-------- DATASET ROWS --------
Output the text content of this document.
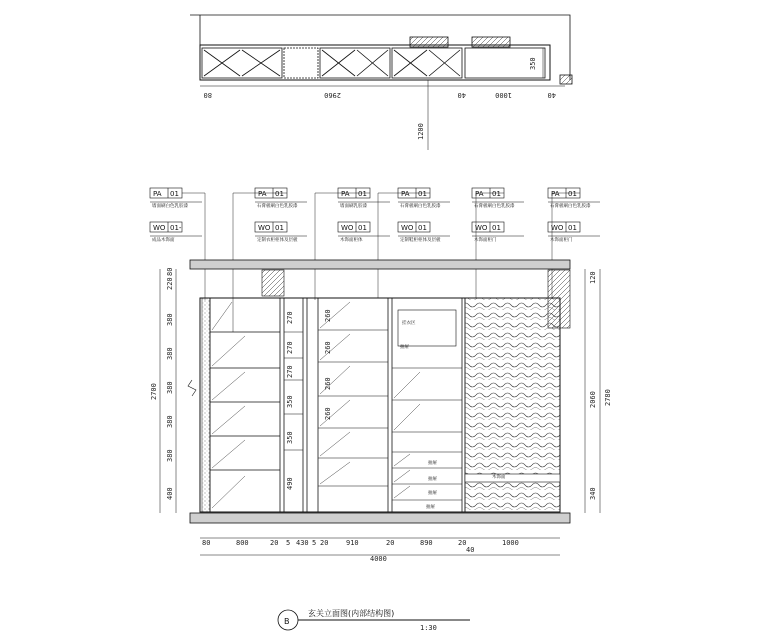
80	2960	40	1000	40
350
1200
PA 01
墙面刷白色乳胶漆
PA 01
石膏板刷白色乳胶漆
PA 01
墙面刷乳胶漆
PA 01
石膏板刷白色乳胶漆
PA 01
石膏板刷白色乳胶漆
PA 01
石膏板刷白色乳胶漆
WO 01-
成品木饰面
WO 01
定制衣柜柜体及层板
WO 01
木饰面柜体
WO 01
定制鞋柜柜体及层板
WO 01
木饰面柜门
WO 01
木饰面柜门
80
220
380
380
380
380
380
400
2700
120
2060 2780
340
270
270
270
350
350
490
260
260
260
260
80	800	20 5 430 5 20	910	20	890	20	1000
4000
40
挂衣区
抽屉
抽屉
抽屉
抽屉
抽屉
木饰面
B
玄关立面图(内部结构图)
1:30
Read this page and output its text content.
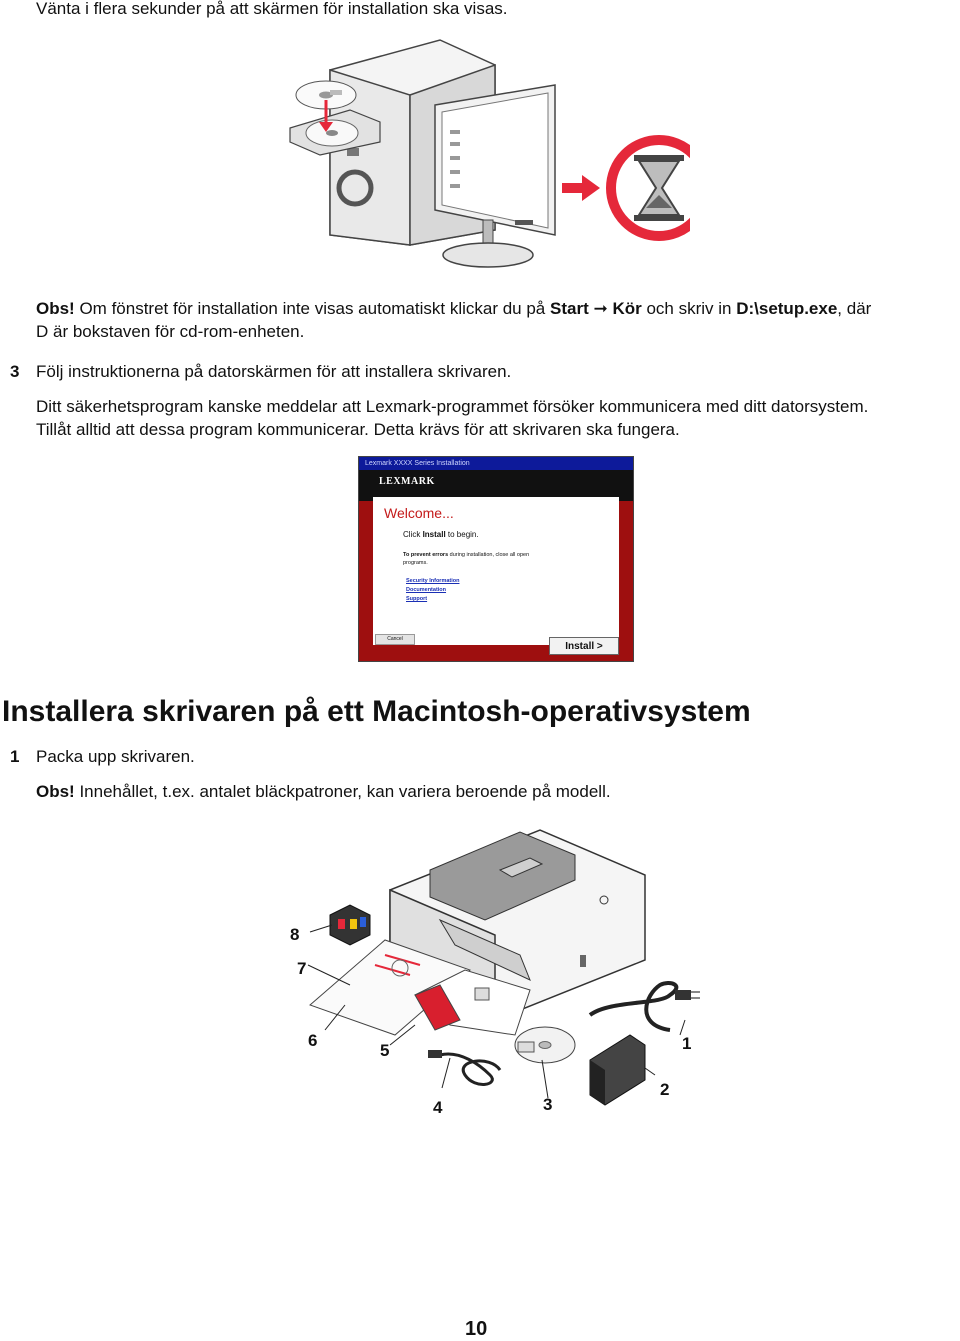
Vänta i flera sekunder på att skärmen för installation ska visas.
Obs! Om fönstret för installation inte visas automatiskt klickar du på Start ➞ Kör och skriv in D:\setup.exe, där
D är bokstaven för cd-rom-enheten.
3 Följ instruktionerna på datorskärmen för att installera skrivaren.
Ditt säkerhetsprogram kanske meddelar att Lexmark-programmet försöker kommunicera med ditt datorsystem.
Tillåt alltid att dessa program kommunicerar. Detta krävs för att skrivaren ska fungera.
Lexmark XXXX Series Installation
LEXMARK
Welcome...
Click Install to begin.
To prevent errors during installation, close all open programs.
Security Information
Documentation
Support
Cancel
Install >
Installera skrivaren på ett Macintosh-operativsystem
1 Packa upp skrivaren.
Obs! Innehållet, t.ex. antalet bläckpatroner, kan variera beroende på modell.
1
2
3
4
5
6
7
8
10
--------
* EXERCISE OBJECTIVE
Give back the entries verbatim. Do not include any picture.

* TASK RESPONSE
Output the text content of this document.
80	2960	40	1000	40
350
1200
PA 01
墙面刷白色乳胶漆
PA 01
石膏板刷白色乳胶漆
PA 01
墙面刷乳胶漆
PA 01
石膏板刷白色乳胶漆
PA 01
石膏板刷白色乳胶漆
PA 01
石膏板刷白色乳胶漆
WO 01-
成品木饰面
WO 01
定制衣柜柜体及层板
WO 01
木饰面柜体
WO 01
定制鞋柜柜体及层板
WO 01
木饰面柜门
WO 01
木饰面柜门
80
220
380
380
380
380
380
400
2700
120
2060 2780
340
270
270
270
350
350
490
260
260
260
260
80	800	20 5 430 5 20	910	20	890	20	1000
4000
40
挂衣区
抽屉
抽屉
抽屉
抽屉
抽屉
木饰面
B
玄关立面图(内部结构图)
1:30
Read this page and output its text content.
Vänta i flera sekunder på att skärmen för installation ska visas.
Obs! Om fönstret för installation inte visas automatiskt klickar du på Start ➞ Kör och skriv in D:\setup.exe, där
D är bokstaven för cd-rom-enheten.
3 Följ instruktionerna på datorskärmen för att installera skrivaren.
Ditt säkerhetsprogram kanske meddelar att Lexmark-programmet försöker kommunicera med ditt datorsystem.
Tillåt alltid att dessa program kommunicerar. Detta krävs för att skrivaren ska fungera.
Lexmark XXXX Series Installation
LEXMARK
Welcome...
Click Install to begin.
To prevent errors during installation, close all open programs.
Security Information
Documentation
Support
Cancel
Install >
Installera skrivaren på ett Macintosh-operativsystem
1 Packa upp skrivaren.
Obs! Innehållet, t.ex. antalet bläckpatroner, kan variera beroende på modell.
1
2
3
4
5
6
7
8
10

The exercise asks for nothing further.